The exercise asks for every line of the data to be reproduced exactly.

** BEGIN DATASET RECORDS **

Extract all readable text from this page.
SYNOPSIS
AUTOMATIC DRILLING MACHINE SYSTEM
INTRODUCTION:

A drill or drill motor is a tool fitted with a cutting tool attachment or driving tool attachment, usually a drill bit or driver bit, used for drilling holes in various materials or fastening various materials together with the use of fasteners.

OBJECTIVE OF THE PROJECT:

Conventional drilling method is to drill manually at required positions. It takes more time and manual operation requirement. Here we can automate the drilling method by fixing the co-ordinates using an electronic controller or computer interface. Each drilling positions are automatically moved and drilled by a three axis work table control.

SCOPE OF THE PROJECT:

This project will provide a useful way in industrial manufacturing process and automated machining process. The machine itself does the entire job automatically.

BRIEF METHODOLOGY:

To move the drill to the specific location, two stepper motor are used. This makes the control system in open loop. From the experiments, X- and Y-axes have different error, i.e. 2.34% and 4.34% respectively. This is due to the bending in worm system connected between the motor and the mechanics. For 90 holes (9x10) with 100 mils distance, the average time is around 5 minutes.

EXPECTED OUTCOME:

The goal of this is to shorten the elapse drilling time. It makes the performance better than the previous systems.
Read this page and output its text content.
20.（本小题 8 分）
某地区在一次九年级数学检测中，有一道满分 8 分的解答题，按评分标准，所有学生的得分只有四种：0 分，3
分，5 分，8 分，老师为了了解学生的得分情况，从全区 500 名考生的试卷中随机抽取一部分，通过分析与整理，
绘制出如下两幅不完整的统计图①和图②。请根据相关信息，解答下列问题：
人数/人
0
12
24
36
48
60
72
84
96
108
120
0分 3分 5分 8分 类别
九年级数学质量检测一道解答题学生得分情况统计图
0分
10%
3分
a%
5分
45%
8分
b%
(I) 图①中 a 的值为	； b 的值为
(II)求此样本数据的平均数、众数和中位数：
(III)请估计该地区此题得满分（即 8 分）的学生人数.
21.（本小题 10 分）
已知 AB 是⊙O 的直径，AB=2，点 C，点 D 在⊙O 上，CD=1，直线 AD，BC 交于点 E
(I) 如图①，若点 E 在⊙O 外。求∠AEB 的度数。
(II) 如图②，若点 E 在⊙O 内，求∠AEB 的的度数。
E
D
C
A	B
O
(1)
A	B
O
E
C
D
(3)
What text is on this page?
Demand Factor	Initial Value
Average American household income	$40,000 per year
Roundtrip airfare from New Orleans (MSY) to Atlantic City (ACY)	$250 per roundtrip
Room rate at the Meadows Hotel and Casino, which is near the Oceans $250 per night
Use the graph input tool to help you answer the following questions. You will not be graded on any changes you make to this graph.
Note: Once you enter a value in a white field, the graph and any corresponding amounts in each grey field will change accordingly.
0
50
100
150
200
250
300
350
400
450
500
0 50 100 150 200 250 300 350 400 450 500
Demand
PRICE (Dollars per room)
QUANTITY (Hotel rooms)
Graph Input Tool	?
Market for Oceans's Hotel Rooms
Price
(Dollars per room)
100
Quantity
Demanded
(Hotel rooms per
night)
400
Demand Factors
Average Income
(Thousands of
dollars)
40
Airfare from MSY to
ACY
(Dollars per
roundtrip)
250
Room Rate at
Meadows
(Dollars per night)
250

** END DATASET RECORDS **

## THE OUTPUT
Extract all readable text from this page.
SYNOPSIS
AUTOMATIC DRILLING MACHINE SYSTEM
INTRODUCTION:

A drill or drill motor is a tool fitted with a cutting tool attachment or driving tool attachment, usually a drill bit or driver bit, used for drilling holes in various materials or fastening various materials together with the use of fasteners.

OBJECTIVE OF THE PROJECT:

Conventional drilling method is to drill manually at required positions. It takes more time and manual operation requirement. Here we can automate the drilling method by fixing the co-ordinates using an electronic controller or computer interface. Each drilling positions are automatically moved and drilled by a three axis work table control.

SCOPE OF THE PROJECT:

This project will provide a useful way in industrial manufacturing process and automated machining process. The machine itself does the entire job automatically.

BRIEF METHODOLOGY:

To move the drill to the specific location, two stepper motor are used. This makes the control system in open loop. From the experiments, X- and Y-axes have different error, i.e. 2.34% and 4.34% respectively. This is due to the bending in worm system connected between the motor and the mechanics. For 90 holes (9x10) with 100 mils distance, the average time is around 5 minutes.

EXPECTED OUTCOME:

The goal of this is to shorten the elapse drilling time. It makes the performance better than the previous systems.
Read this page and output its text content.
20.（本小题 8 分）
某地区在一次九年级数学检测中，有一道满分 8 分的解答题，按评分标准，所有学生的得分只有四种：0 分，3
分，5 分，8 分，老师为了了解学生的得分情况，从全区 500 名考生的试卷中随机抽取一部分，通过分析与整理，
绘制出如下两幅不完整的统计图①和图②。请根据相关信息，解答下列问题：
人数/人
0
12
24
36
48
60
72
84
96
108
120
0分 3分 5分 8分 类别
九年级数学质量检测一道解答题学生得分情况统计图
0分
10%
3分
a%
5分
45%
8分
b%
(I) 图①中 a 的值为	； b 的值为
(II)求此样本数据的平均数、众数和中位数：
(III)请估计该地区此题得满分（即 8 分）的学生人数.
21.（本小题 10 分）
已知 AB 是⊙O 的直径，AB=2，点 C，点 D 在⊙O 上，CD=1，直线 AD，BC 交于点 E
(I) 如图①，若点 E 在⊙O 外。求∠AEB 的度数。
(II) 如图②，若点 E 在⊙O 内，求∠AEB 的的度数。
E
D
C
A	B
O
(1)
A	B
O
E
C
D
(3)
What text is on this page?
Demand Factor	Initial Value
Average American household income	$40,000 per year
Roundtrip airfare from New Orleans (MSY) to Atlantic City (ACY)	$250 per roundtrip
Room rate at the Meadows Hotel and Casino, which is near the Oceans $250 per night
Use the graph input tool to help you answer the following questions. You will not be graded on any changes you make to this graph.
Note: Once you enter a value in a white field, the graph and any corresponding amounts in each grey field will change accordingly.
0
50
100
150
200
250
300
350
400
450
500
0 50 100 150 200 250 300 350 400 450 500
Demand
PRICE (Dollars per room)
QUANTITY (Hotel rooms)
Graph Input Tool	?
Market for Oceans's Hotel Rooms
Price
(Dollars per room)
100
Quantity
Demanded
(Hotel rooms per
night)
400
Demand Factors
Average Income
(Thousands of
dollars)
40
Airfare from MSY to
ACY
(Dollars per
roundtrip)
250
Room Rate at
Meadows
(Dollars per night)
250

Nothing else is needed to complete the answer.